§ Goal of the exercise: Reproduce every record below exactly as written, leaving out any pictures.

§ Dataset items:
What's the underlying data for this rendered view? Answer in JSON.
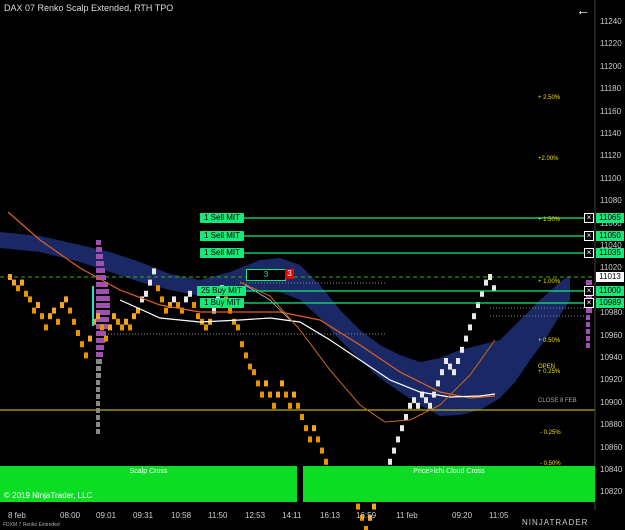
{
  "window": {
    "title": "DAX 07 Renko Scalp Extended, RTH TPO",
    "back_icon": "arrow-left-icon"
  },
  "price_axis": [
    "11240",
    "11220",
    "11200",
    "11180",
    "11160",
    "11140",
    "11120",
    "11100",
    "11080",
    "11060",
    "11040",
    "11020",
    "11000",
    "10980",
    "10960",
    "10940",
    "10920",
    "10900",
    "10880",
    "10860",
    "10840",
    "10820"
  ],
  "time_axis": [
    "8 feb",
    "08:00",
    "09:01",
    "09:31",
    "10:58",
    "11:50",
    "12:53",
    "14:11",
    "16:13",
    "16:59",
    "11 feb",
    "09:20",
    "11:05"
  ],
  "percent_labels": [
    "+ 2.50%",
    "+2.00%",
    "+ 1.50%",
    "+ 1.00%",
    "+ 0.50%",
    "+ 0.25%",
    "- 0.25%",
    "- 0.50%"
  ],
  "level_labels": {
    "open": "OPEN",
    "close": "CLOSE 8 FEB"
  },
  "orders": [
    {
      "label": "1 Sell MIT",
      "price": "11065",
      "close_icon": "close-icon"
    },
    {
      "label": "1 Sell MIT",
      "price": "11050",
      "close_icon": "close-icon"
    },
    {
      "label": "1 Sell MIT",
      "price": "11035",
      "close_icon": "close-icon"
    },
    {
      "label": "25 Buy MIT",
      "price": "11000",
      "close_icon": "close-icon"
    },
    {
      "label": "1 Buy MIT",
      "price": "10989",
      "close_icon": "close-icon"
    }
  ],
  "current_price": "11013",
  "position": {
    "qty": "3",
    "red": "3"
  },
  "panels": {
    "left": "Scalp Cross",
    "right": "Price>Ichi Cloud Cross"
  },
  "copyright": "© 2019 NinjaTrader, LLC",
  "footer_left": "FDXM 7 Renko Extended",
  "brand": "NINJATRADER",
  "colors": {
    "up_brick": "#f5a623",
    "down_brick": "#f0a010",
    "cloud": "#1b2a6b",
    "order_green": "#17e87a"
  }
}
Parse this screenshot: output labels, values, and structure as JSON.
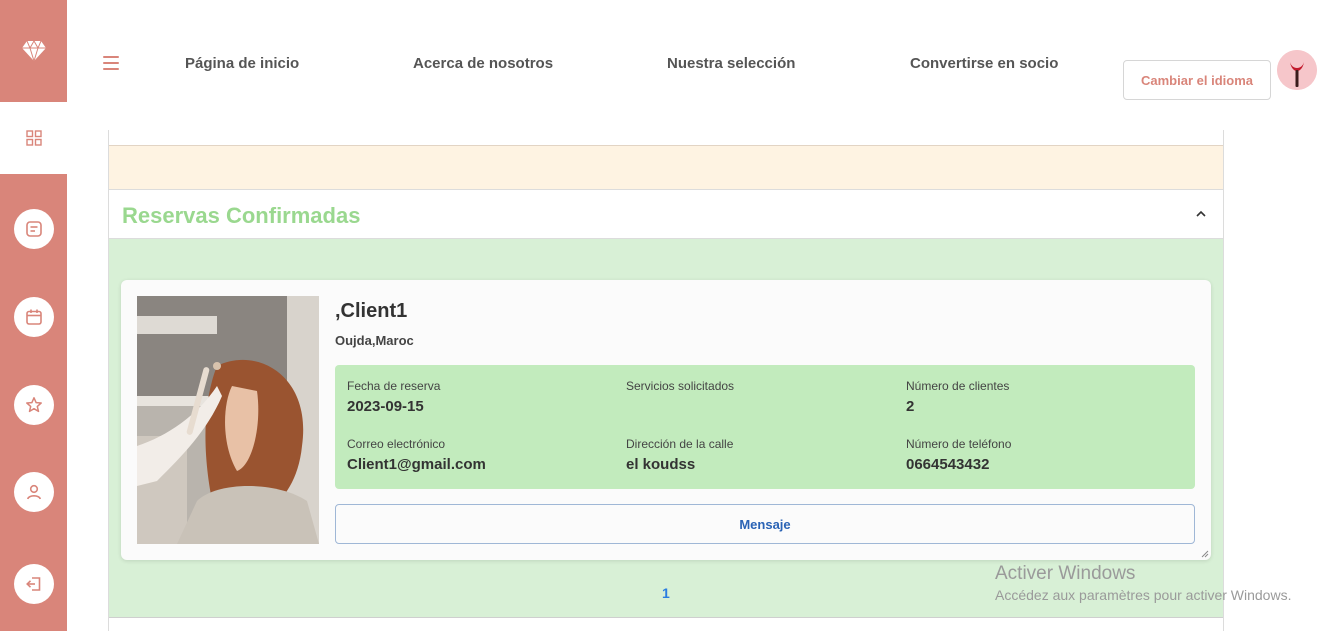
{
  "sidebar": {
    "icons": [
      "diamond-icon",
      "dashboard-icon",
      "message-icon",
      "calendar-icon",
      "star-icon",
      "user-icon",
      "logout-icon"
    ]
  },
  "nav": {
    "links": [
      "Página de inicio",
      "Acerca de nosotros",
      "Nuestra selección",
      "Convertirse en socio"
    ],
    "lang_button": "Cambiar el idioma"
  },
  "section": {
    "title": "Reservas Confirmadas"
  },
  "card": {
    "name": ",Client1",
    "location": "Oujda,Maroc",
    "fields": [
      {
        "label": "Fecha de reserva",
        "value": "2023-09-15"
      },
      {
        "label": "Servicios solicitados",
        "value": ""
      },
      {
        "label": "Número de clientes",
        "value": "2"
      },
      {
        "label": "Correo electrónico",
        "value": "Client1@gmail.com"
      },
      {
        "label": "Dirección de la calle",
        "value": "el koudss"
      },
      {
        "label": "Número de teléfono",
        "value": "0664543432"
      }
    ],
    "message_button": "Mensaje"
  },
  "pagination": {
    "current": "1"
  },
  "watermark": {
    "title": "Activer Windows",
    "subtitle": "Accédez aux paramètres pour activer Windows."
  },
  "colors": {
    "accent": "#d9857a",
    "section_title": "#9ad88f",
    "info_bg": "#c2ebbd",
    "body_bg": "#d8f0d6",
    "link_blue": "#2a7de1"
  }
}
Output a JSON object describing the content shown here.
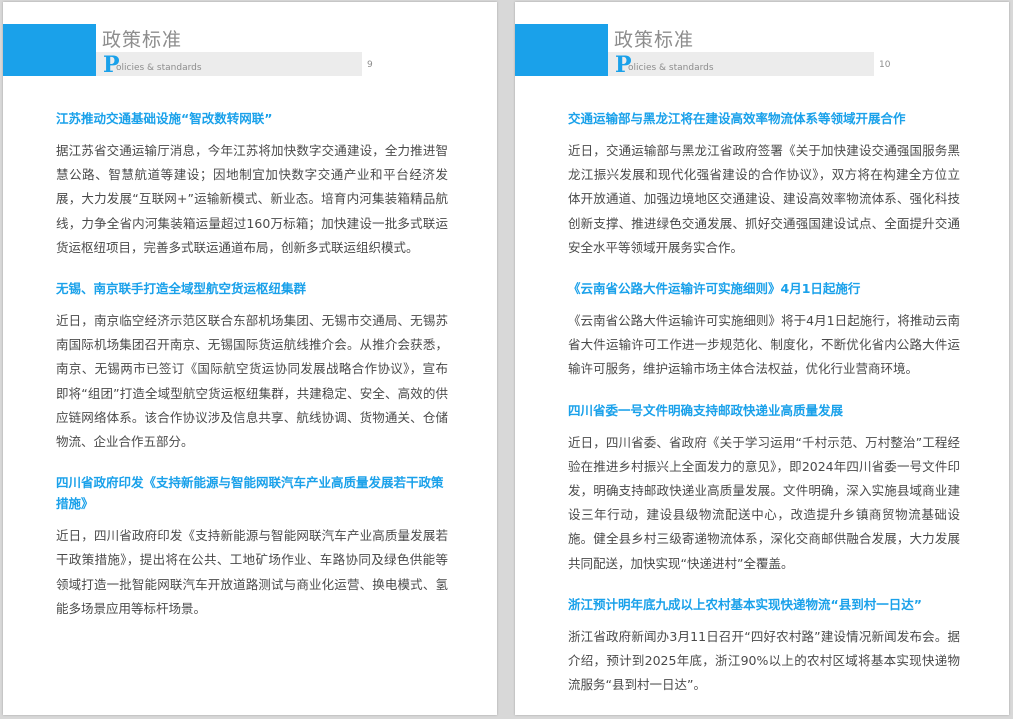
{
  "pages": [
    {
      "header_title": "政策标准",
      "header_sub_initial": "P",
      "header_sub_rest": "olicies & standards",
      "page_number": "9",
      "articles": [
        {
          "title": "江苏推动交通基础设施“智改数转网联”",
          "body": "据江苏省交通运输厅消息，今年江苏将加快数字交通建设，全力推进智慧公路、智慧航道等建设；因地制宜加快数字交通产业和平台经济发展，大力发展“互联网+”运输新模式、新业态。培育内河集装箱精品航线，力争全省内河集装箱运量超过160万标箱；加快建设一批多式联运货运枢纽项目，完善多式联运通道布局，创新多式联运组织模式。"
        },
        {
          "title": "无锡、南京联手打造全域型航空货运枢纽集群",
          "body": "近日，南京临空经济示范区联合东部机场集团、无锡市交通局、无锡苏南国际机场集团召开南京、无锡国际货运航线推介会。从推介会获悉，南京、无锡两市已签订《国际航空货运协同发展战略合作协议》，宣布即将“组团”打造全域型航空货运枢纽集群，共建稳定、安全、高效的供应链网络体系。该合作协议涉及信息共享、航线协调、货物通关、仓储物流、企业合作五部分。"
        },
        {
          "title": "四川省政府印发《支持新能源与智能网联汽车产业高质量发展若干政策措施》",
          "body": "近日，四川省政府印发《支持新能源与智能网联汽车产业高质量发展若干政策措施》，提出将在公共、工地矿场作业、车路协同及绿色供能等领域打造一批智能网联汽车开放道路测试与商业化运营、换电模式、氢能多场景应用等标杆场景。"
        }
      ]
    },
    {
      "header_title": "政策标准",
      "header_sub_initial": "P",
      "header_sub_rest": "olicies & standards",
      "page_number": "10",
      "articles": [
        {
          "title": "交通运输部与黑龙江将在建设高效率物流体系等领域开展合作",
          "body": "近日，交通运输部与黑龙江省政府签署《关于加快建设交通强国服务黑龙江振兴发展和现代化强省建设的合作协议》，双方将在构建全方位立体开放通道、加强边境地区交通建设、建设高效率物流体系、强化科技创新支撑、推进绿色交通发展、抓好交通强国建设试点、全面提升交通安全水平等领域开展务实合作。"
        },
        {
          "title": "《云南省公路大件运输许可实施细则》4月1日起施行",
          "body": "《云南省公路大件运输许可实施细则》将于4月1日起施行，将推动云南省大件运输许可工作进一步规范化、制度化，不断优化省内公路大件运输许可服务，维护运输市场主体合法权益，优化行业营商环境。"
        },
        {
          "title": "四川省委一号文件明确支持邮政快递业高质量发展",
          "body": "近日，四川省委、省政府《关于学习运用“千村示范、万村整治”工程经验在推进乡村振兴上全面发力的意见》，即2024年四川省委一号文件印发，明确支持邮政快递业高质量发展。文件明确，深入实施县域商业建设三年行动，建设县级物流配送中心，改造提升乡镇商贸物流基础设施。健全县乡村三级寄递物流体系，深化交商邮供融合发展，大力发展共同配送，加快实现“快递进村”全覆盖。"
        },
        {
          "title": "浙江预计明年底九成以上农村基本实现快递物流“县到村一日达”",
          "body": "浙江省政府新闻办3月11日召开“四好农村路”建设情况新闻发布会。据介绍，预计到2025年底，浙江90%以上的农村区域将基本实现快递物流服务“县到村一日达”。"
        }
      ]
    }
  ],
  "colors": {
    "accent": "#1aa1ea",
    "header_gray": "#8d8d8d",
    "body_text": "#4a4a4a",
    "header_strip": "#ececec"
  }
}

§ Response to the exercise:
What's the underlying data for this rendered view? Answer in JSON.
{
  "window": {
    "title": "DAX 07 Renko Scalp Extended, RTH TPO",
    "back_icon": "arrow-left-icon"
  },
  "price_axis": [
    "11240",
    "11220",
    "11200",
    "11180",
    "11160",
    "11140",
    "11120",
    "11100",
    "11080",
    "11060",
    "11040",
    "11020",
    "11000",
    "10980",
    "10960",
    "10940",
    "10920",
    "10900",
    "10880",
    "10860",
    "10840",
    "10820"
  ],
  "time_axis": [
    "8 feb",
    "08:00",
    "09:01",
    "09:31",
    "10:58",
    "11:50",
    "12:53",
    "14:11",
    "16:13",
    "16:59",
    "11 feb",
    "09:20",
    "11:05"
  ],
  "percent_labels": [
    "+ 2.50%",
    "+2.00%",
    "+ 1.50%",
    "+ 1.00%",
    "+ 0.50%",
    "+ 0.25%",
    "- 0.25%",
    "- 0.50%"
  ],
  "level_labels": {
    "open": "OPEN",
    "close": "CLOSE 8 FEB"
  },
  "orders": [
    {
      "label": "1 Sell MIT",
      "price": "11065",
      "close_icon": "close-icon"
    },
    {
      "label": "1 Sell MIT",
      "price": "11050",
      "close_icon": "close-icon"
    },
    {
      "label": "1 Sell MIT",
      "price": "11035",
      "close_icon": "close-icon"
    },
    {
      "label": "25 Buy MIT",
      "price": "11000",
      "close_icon": "close-icon"
    },
    {
      "label": "1 Buy MIT",
      "price": "10989",
      "close_icon": "close-icon"
    }
  ],
  "current_price": "11013",
  "position": {
    "qty": "3",
    "red": "3"
  },
  "panels": {
    "left": "Scalp Cross",
    "right": "Price>Ichi Cloud Cross"
  },
  "copyright": "© 2019 NinjaTrader, LLC",
  "footer_left": "FDXM 7 Renko Extended",
  "brand": "NINJATRADER",
  "colors": {
    "up_brick": "#f5a623",
    "down_brick": "#f0a010",
    "cloud": "#1b2a6b",
    "order_green": "#17e87a"
  }
}
Parse this screenshot: output labels, values, and structure as JSON.
{
  "sidebar": {
    "icons": [
      "diamond-icon",
      "dashboard-icon",
      "message-icon",
      "calendar-icon",
      "star-icon",
      "user-icon",
      "logout-icon"
    ]
  },
  "nav": {
    "links": [
      "Página de inicio",
      "Acerca de nosotros",
      "Nuestra selección",
      "Convertirse en socio"
    ],
    "lang_button": "Cambiar el idioma"
  },
  "section": {
    "title": "Reservas Confirmadas"
  },
  "card": {
    "name": ",Client1",
    "location": "Oujda,Maroc",
    "fields": [
      {
        "label": "Fecha de reserva",
        "value": "2023-09-15"
      },
      {
        "label": "Servicios solicitados",
        "value": ""
      },
      {
        "label": "Número de clientes",
        "value": "2"
      },
      {
        "label": "Correo electrónico",
        "value": "Client1@gmail.com"
      },
      {
        "label": "Dirección de la calle",
        "value": "el koudss"
      },
      {
        "label": "Número de teléfono",
        "value": "0664543432"
      }
    ],
    "message_button": "Mensaje"
  },
  "pagination": {
    "current": "1"
  },
  "watermark": {
    "title": "Activer Windows",
    "subtitle": "Accédez aux paramètres pour activer Windows."
  },
  "colors": {
    "accent": "#d9857a",
    "section_title": "#9ad88f",
    "info_bg": "#c2ebbd",
    "body_bg": "#d8f0d6",
    "link_blue": "#2a7de1"
  }
}
Output a JSON object describing the content shown here.
{
  "pages": [
    {
      "header_title": "政策标准",
      "header_sub_initial": "P",
      "header_sub_rest": "olicies & standards",
      "page_number": "9",
      "articles": [
        {
          "title": "江苏推动交通基础设施“智改数转网联”",
          "body": "据江苏省交通运输厅消息，今年江苏将加快数字交通建设，全力推进智慧公路、智慧航道等建设；因地制宜加快数字交通产业和平台经济发展，大力发展“互联网+”运输新模式、新业态。培育内河集装箱精品航线，力争全省内河集装箱运量超过160万标箱；加快建设一批多式联运货运枢纽项目，完善多式联运通道布局，创新多式联运组织模式。"
        },
        {
          "title": "无锡、南京联手打造全域型航空货运枢纽集群",
          "body": "近日，南京临空经济示范区联合东部机场集团、无锡市交通局、无锡苏南国际机场集团召开南京、无锡国际货运航线推介会。从推介会获悉，南京、无锡两市已签订《国际航空货运协同发展战略合作协议》，宣布即将“组团”打造全域型航空货运枢纽集群，共建稳定、安全、高效的供应链网络体系。该合作协议涉及信息共享、航线协调、货物通关、仓储物流、企业合作五部分。"
        },
        {
          "title": "四川省政府印发《支持新能源与智能网联汽车产业高质量发展若干政策措施》",
          "body": "近日，四川省政府印发《支持新能源与智能网联汽车产业高质量发展若干政策措施》，提出将在公共、工地矿场作业、车路协同及绿色供能等领域打造一批智能网联汽车开放道路测试与商业化运营、换电模式、氢能多场景应用等标杆场景。"
        }
      ]
    },
    {
      "header_title": "政策标准",
      "header_sub_initial": "P",
      "header_sub_rest": "olicies & standards",
      "page_number": "10",
      "articles": [
        {
          "title": "交通运输部与黑龙江将在建设高效率物流体系等领域开展合作",
          "body": "近日，交通运输部与黑龙江省政府签署《关于加快建设交通强国服务黑龙江振兴发展和现代化强省建设的合作协议》，双方将在构建全方位立体开放通道、加强边境地区交通建设、建设高效率物流体系、强化科技创新支撑、推进绿色交通发展、抓好交通强国建设试点、全面提升交通安全水平等领域开展务实合作。"
        },
        {
          "title": "《云南省公路大件运输许可实施细则》4月1日起施行",
          "body": "《云南省公路大件运输许可实施细则》将于4月1日起施行，将推动云南省大件运输许可工作进一步规范化、制度化，不断优化省内公路大件运输许可服务，维护运输市场主体合法权益，优化行业营商环境。"
        },
        {
          "title": "四川省委一号文件明确支持邮政快递业高质量发展",
          "body": "近日，四川省委、省政府《关于学习运用“千村示范、万村整治”工程经验在推进乡村振兴上全面发力的意见》，即2024年四川省委一号文件印发，明确支持邮政快递业高质量发展。文件明确，深入实施县域商业建设三年行动，建设县级物流配送中心，改造提升乡镇商贸物流基础设施。健全县乡村三级寄递物流体系，深化交商邮供融合发展，大力发展共同配送，加快实现“快递进村”全覆盖。"
        },
        {
          "title": "浙江预计明年底九成以上农村基本实现快递物流“县到村一日达”",
          "body": "浙江省政府新闻办3月11日召开“四好农村路”建设情况新闻发布会。据介绍，预计到2025年底，浙江90%以上的农村区域将基本实现快递物流服务“县到村一日达”。"
        }
      ]
    }
  ],
  "colors": {
    "accent": "#1aa1ea",
    "header_gray": "#8d8d8d",
    "body_text": "#4a4a4a",
    "header_strip": "#ececec"
  }
}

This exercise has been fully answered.